┌──

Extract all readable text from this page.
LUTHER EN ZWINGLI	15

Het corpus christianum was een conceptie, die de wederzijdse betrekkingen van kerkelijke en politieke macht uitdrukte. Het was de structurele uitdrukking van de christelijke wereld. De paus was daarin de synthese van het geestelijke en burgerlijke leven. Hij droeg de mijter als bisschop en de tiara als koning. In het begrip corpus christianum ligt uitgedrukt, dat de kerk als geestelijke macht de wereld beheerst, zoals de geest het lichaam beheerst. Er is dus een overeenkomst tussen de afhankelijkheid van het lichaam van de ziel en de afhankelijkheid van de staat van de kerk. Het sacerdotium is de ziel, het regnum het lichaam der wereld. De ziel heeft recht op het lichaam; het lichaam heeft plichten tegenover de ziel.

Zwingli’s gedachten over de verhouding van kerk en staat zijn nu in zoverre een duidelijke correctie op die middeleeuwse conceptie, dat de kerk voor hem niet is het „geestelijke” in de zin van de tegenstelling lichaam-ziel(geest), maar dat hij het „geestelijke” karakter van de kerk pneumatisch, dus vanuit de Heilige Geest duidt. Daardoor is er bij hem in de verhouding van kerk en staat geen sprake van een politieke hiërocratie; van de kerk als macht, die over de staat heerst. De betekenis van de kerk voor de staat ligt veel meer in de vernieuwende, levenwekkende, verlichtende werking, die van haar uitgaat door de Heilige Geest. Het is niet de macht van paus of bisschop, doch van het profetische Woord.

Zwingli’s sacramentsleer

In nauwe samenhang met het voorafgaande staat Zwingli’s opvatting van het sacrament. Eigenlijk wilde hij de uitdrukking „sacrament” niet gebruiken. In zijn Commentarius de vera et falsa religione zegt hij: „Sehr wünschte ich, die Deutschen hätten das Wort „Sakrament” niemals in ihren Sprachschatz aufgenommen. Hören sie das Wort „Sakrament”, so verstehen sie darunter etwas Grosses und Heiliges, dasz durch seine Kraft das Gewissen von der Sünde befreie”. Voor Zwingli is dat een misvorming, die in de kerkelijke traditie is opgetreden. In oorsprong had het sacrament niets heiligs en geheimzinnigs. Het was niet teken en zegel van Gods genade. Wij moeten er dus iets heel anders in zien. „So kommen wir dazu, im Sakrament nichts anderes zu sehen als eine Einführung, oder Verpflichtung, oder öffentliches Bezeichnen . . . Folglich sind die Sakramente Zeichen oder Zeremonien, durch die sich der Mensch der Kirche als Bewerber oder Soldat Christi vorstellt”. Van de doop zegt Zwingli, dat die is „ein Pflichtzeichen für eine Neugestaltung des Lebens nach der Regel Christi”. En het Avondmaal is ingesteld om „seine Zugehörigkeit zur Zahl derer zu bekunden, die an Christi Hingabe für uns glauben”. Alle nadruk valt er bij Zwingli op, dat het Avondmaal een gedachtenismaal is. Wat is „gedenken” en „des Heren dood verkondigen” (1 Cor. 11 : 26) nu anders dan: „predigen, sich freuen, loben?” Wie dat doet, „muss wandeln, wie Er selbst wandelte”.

└──

Directions for this task
Repeat the listing exactly, keeping every word in place.

Reply to the task
Extract all readable text from this page.
LUTHER EN ZWINGLI	15

Het corpus christianum was een conceptie, die de wederzijdse betrekkingen van kerkelijke en politieke macht uitdrukte. Het was de structurele uitdrukking van de christelijke wereld. De paus was daarin de synthese van het geestelijke en burgerlijke leven. Hij droeg de mijter als bisschop en de tiara als koning. In het begrip corpus christianum ligt uitgedrukt, dat de kerk als geestelijke macht de wereld beheerst, zoals de geest het lichaam beheerst. Er is dus een overeenkomst tussen de afhankelijkheid van het lichaam van de ziel en de afhankelijkheid van de staat van de kerk. Het sacerdotium is de ziel, het regnum het lichaam der wereld. De ziel heeft recht op het lichaam; het lichaam heeft plichten tegenover de ziel.

Zwingli’s gedachten over de verhouding van kerk en staat zijn nu in zoverre een duidelijke correctie op die middeleeuwse conceptie, dat de kerk voor hem niet is het „geestelijke” in de zin van de tegenstelling lichaam-ziel(geest), maar dat hij het „geestelijke” karakter van de kerk pneumatisch, dus vanuit de Heilige Geest duidt. Daardoor is er bij hem in de verhouding van kerk en staat geen sprake van een politieke hiërocratie; van de kerk als macht, die over de staat heerst. De betekenis van de kerk voor de staat ligt veel meer in de vernieuwende, levenwekkende, verlichtende werking, die van haar uitgaat door de Heilige Geest. Het is niet de macht van paus of bisschop, doch van het profetische Woord.

Zwingli’s sacramentsleer

In nauwe samenhang met het voorafgaande staat Zwingli’s opvatting van het sacrament. Eigenlijk wilde hij de uitdrukking „sacrament” niet gebruiken. In zijn Commentarius de vera et falsa religione zegt hij: „Sehr wünschte ich, die Deutschen hätten das Wort „Sakrament” niemals in ihren Sprachschatz aufgenommen. Hören sie das Wort „Sakrament”, so verstehen sie darunter etwas Grosses und Heiliges, dasz durch seine Kraft das Gewissen von der Sünde befreie”. Voor Zwingli is dat een misvorming, die in de kerkelijke traditie is opgetreden. In oorsprong had het sacrament niets heiligs en geheimzinnigs. Het was niet teken en zegel van Gods genade. Wij moeten er dus iets heel anders in zien. „So kommen wir dazu, im Sakrament nichts anderes zu sehen als eine Einführung, oder Verpflichtung, oder öffentliches Bezeichnen . . . Folglich sind die Sakramente Zeichen oder Zeremonien, durch die sich der Mensch der Kirche als Bewerber oder Soldat Christi vorstellt”. Van de doop zegt Zwingli, dat die is „ein Pflichtzeichen für eine Neugestaltung des Lebens nach der Regel Christi”. En het Avondmaal is ingesteld om „seine Zugehörigkeit zur Zahl derer zu bekunden, die an Christi Hingabe für uns glauben”. Alle nadruk valt er bij Zwingli op, dat het Avondmaal een gedachtenismaal is. Wat is „gedenken” en „des Heren dood verkondigen” (1 Cor. 11 : 26) nu anders dan: „predigen, sich freuen, loben?” Wie dat doet, „muss wandeln, wie Er selbst wandelte”.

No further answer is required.